● Records for this exercise
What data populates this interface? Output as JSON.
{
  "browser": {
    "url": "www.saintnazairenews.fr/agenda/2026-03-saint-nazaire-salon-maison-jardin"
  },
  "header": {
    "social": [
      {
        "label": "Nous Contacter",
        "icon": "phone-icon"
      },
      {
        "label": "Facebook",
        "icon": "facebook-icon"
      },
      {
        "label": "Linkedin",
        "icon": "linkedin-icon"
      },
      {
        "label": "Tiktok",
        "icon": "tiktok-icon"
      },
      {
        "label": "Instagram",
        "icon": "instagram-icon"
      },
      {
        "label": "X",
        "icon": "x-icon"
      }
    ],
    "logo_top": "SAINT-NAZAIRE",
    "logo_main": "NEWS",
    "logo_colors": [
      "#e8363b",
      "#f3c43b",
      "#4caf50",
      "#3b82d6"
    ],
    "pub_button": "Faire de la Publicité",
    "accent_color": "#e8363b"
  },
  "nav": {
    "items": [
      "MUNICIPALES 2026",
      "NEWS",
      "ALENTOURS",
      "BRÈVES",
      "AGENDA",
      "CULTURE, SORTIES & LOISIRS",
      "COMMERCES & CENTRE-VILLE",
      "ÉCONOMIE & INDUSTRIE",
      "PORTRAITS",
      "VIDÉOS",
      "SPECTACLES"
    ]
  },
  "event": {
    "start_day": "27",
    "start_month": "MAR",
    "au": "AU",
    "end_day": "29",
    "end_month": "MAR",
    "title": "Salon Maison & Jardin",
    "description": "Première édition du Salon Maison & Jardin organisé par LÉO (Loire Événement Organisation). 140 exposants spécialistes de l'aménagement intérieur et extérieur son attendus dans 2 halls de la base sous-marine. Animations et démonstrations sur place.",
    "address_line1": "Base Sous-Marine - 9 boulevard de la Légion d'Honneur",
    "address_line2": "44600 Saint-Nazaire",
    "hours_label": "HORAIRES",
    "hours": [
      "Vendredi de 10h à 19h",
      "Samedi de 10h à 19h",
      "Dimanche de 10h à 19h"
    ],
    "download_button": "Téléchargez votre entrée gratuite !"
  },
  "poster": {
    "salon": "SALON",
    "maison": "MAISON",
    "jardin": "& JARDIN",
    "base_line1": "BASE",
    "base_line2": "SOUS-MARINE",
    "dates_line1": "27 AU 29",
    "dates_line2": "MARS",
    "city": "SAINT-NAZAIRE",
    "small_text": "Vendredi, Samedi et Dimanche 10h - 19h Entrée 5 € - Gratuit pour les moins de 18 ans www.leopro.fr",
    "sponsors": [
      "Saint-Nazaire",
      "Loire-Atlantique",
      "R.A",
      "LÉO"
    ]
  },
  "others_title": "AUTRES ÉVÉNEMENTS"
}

● Exercise
Check each line above for the word "Dimanche" and give the number of lines that have it, nothing else.

● Result of the exercise
2